▽

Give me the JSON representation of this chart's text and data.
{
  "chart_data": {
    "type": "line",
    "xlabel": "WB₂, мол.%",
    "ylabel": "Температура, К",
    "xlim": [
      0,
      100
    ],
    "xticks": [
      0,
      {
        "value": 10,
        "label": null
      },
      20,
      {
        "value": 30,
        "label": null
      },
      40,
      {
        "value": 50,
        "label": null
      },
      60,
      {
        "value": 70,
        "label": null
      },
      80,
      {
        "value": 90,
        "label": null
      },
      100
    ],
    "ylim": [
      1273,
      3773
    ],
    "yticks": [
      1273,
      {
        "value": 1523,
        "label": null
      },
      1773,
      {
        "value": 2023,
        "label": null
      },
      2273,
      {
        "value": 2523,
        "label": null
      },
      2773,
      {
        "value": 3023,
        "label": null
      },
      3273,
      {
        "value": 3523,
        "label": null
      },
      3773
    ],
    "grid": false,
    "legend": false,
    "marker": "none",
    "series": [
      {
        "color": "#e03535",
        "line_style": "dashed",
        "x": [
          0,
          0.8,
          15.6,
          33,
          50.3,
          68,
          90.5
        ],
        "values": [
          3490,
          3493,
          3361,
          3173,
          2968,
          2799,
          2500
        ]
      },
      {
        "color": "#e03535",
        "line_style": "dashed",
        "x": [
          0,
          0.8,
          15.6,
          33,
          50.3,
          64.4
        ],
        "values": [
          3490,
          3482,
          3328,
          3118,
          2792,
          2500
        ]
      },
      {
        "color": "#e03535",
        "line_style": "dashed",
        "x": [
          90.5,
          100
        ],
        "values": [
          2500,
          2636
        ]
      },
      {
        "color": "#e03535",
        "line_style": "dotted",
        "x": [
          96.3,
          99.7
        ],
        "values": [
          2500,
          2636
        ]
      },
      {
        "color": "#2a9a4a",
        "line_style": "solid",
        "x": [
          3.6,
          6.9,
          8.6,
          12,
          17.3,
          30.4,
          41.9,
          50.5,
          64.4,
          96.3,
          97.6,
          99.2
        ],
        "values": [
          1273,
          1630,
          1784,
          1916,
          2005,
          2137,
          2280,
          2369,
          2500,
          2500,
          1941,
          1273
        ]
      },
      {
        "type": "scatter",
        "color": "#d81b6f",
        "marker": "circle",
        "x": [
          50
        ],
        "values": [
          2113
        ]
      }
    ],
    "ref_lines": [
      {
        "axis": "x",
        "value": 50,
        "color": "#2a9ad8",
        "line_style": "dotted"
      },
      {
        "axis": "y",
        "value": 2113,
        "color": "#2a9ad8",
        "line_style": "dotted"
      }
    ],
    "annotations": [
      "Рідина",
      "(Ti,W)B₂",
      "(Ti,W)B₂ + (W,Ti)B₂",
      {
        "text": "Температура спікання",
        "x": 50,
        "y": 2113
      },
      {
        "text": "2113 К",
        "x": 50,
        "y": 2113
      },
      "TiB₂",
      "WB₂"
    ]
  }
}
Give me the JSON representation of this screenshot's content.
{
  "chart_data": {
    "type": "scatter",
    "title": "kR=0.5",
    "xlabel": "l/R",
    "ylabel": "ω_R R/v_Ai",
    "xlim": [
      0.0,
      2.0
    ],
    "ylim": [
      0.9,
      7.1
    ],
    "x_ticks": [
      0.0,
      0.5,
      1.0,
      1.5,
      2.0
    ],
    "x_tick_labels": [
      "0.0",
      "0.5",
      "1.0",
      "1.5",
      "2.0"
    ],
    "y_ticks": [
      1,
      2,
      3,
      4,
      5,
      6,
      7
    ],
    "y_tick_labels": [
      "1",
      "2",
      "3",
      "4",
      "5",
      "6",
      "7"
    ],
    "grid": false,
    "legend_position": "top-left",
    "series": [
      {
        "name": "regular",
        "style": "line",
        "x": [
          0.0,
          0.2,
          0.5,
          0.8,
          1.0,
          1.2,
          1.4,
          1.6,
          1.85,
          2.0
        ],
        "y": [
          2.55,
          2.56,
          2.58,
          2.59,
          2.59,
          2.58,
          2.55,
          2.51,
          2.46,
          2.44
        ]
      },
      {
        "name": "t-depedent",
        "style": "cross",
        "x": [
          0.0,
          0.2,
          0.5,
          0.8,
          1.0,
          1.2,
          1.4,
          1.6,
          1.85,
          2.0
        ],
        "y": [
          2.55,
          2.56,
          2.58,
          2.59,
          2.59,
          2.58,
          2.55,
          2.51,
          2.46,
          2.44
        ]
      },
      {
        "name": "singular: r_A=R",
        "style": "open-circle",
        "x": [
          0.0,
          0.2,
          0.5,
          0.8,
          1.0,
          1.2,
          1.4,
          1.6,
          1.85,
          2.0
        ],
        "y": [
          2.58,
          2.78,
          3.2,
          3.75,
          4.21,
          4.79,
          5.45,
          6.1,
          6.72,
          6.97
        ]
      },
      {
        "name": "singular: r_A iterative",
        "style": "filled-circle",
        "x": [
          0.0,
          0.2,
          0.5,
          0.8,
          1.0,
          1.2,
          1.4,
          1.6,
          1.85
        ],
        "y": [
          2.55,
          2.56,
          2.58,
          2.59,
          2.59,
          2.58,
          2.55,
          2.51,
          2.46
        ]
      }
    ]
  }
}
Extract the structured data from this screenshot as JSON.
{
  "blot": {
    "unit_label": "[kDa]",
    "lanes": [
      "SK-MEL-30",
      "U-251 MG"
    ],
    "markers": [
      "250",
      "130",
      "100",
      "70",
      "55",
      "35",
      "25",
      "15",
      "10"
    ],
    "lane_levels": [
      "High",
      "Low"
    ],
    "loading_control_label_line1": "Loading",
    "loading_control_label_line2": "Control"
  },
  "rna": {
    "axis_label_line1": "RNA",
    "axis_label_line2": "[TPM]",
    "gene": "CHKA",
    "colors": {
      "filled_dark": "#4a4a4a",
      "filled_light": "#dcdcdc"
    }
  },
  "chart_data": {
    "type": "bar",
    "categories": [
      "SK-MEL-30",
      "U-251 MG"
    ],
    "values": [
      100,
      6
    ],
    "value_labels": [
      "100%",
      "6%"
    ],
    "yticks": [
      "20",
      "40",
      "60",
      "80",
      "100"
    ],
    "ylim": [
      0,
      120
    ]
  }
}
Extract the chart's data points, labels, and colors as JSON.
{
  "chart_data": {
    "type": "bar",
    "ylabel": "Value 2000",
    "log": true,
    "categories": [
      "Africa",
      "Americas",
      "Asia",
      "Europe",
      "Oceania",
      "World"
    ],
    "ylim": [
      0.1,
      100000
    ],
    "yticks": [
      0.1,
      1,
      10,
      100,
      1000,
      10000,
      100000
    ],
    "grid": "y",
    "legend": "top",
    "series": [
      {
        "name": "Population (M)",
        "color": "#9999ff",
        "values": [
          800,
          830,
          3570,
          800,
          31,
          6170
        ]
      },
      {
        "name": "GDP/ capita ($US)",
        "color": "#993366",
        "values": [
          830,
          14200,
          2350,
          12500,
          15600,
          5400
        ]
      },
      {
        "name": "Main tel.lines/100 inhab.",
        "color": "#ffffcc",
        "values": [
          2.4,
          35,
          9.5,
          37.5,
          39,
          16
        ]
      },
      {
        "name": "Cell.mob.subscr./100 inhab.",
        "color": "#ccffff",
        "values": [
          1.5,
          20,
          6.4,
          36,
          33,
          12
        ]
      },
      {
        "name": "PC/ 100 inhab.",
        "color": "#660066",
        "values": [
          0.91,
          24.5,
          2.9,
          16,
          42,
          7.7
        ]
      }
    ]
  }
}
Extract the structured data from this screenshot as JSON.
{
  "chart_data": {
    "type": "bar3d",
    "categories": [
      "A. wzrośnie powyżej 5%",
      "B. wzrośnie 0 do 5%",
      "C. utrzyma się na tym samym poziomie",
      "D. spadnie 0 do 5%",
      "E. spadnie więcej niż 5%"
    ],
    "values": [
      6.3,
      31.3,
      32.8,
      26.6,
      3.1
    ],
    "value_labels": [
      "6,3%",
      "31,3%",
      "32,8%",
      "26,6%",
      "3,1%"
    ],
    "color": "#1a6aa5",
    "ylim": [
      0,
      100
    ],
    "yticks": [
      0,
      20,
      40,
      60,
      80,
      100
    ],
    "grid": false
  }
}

△

Determine how many of the lines above hold the word "text", and output that number by itself.

3